-- Direction --
Find each line with the string "title" and copy it.

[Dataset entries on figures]

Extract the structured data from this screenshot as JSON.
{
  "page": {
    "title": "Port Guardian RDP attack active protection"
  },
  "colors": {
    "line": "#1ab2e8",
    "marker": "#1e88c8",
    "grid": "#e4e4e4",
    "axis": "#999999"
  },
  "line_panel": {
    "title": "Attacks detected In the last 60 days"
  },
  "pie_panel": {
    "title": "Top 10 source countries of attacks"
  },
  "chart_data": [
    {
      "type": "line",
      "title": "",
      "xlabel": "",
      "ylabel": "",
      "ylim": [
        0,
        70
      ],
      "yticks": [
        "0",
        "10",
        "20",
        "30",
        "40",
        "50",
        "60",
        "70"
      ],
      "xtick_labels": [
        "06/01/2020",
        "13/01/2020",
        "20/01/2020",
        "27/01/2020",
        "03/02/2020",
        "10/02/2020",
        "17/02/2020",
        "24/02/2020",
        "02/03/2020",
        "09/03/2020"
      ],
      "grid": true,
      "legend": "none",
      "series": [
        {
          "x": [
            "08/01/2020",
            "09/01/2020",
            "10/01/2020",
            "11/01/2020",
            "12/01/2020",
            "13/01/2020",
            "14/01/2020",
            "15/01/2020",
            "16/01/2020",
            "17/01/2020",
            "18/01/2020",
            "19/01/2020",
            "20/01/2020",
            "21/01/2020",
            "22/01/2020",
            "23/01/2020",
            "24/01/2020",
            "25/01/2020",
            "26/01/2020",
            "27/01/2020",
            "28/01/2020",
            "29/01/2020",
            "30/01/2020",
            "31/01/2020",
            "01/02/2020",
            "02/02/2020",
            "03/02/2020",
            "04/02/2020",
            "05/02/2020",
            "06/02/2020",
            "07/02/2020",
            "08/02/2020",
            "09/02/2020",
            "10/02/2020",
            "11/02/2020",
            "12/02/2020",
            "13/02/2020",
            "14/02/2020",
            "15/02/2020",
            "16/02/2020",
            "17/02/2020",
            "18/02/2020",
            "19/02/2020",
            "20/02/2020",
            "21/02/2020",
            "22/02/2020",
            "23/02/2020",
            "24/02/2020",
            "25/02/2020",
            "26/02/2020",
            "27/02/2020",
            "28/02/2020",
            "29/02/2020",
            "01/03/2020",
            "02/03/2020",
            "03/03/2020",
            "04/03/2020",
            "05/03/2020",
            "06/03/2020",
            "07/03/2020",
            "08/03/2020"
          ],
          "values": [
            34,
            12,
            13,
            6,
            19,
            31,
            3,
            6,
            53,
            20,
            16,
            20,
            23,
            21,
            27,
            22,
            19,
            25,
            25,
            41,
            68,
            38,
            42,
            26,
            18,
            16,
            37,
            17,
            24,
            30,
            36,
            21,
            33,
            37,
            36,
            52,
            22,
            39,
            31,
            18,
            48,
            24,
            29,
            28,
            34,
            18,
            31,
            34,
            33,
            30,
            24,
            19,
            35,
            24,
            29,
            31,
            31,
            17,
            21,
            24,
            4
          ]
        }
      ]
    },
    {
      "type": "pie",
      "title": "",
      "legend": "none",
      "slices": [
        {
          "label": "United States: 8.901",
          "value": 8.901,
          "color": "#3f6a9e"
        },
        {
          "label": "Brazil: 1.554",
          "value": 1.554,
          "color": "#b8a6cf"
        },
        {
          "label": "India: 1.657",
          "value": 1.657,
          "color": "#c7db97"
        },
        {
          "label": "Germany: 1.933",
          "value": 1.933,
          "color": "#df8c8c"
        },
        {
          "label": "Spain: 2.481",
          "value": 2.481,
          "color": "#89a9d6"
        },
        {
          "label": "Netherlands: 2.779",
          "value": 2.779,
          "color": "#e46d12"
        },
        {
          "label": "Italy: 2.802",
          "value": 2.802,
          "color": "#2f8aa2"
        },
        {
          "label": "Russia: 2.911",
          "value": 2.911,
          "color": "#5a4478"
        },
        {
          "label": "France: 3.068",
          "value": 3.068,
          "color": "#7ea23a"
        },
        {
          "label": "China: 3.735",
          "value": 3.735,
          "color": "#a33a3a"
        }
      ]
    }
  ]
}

-- Exercise answer --
    "title": "Port Guardian RDP attack active protection"
    "title": "Attacks detected In the last 60 days"
    "title": "Top 10 source countries of attacks"
      "title": "",
      "title": "",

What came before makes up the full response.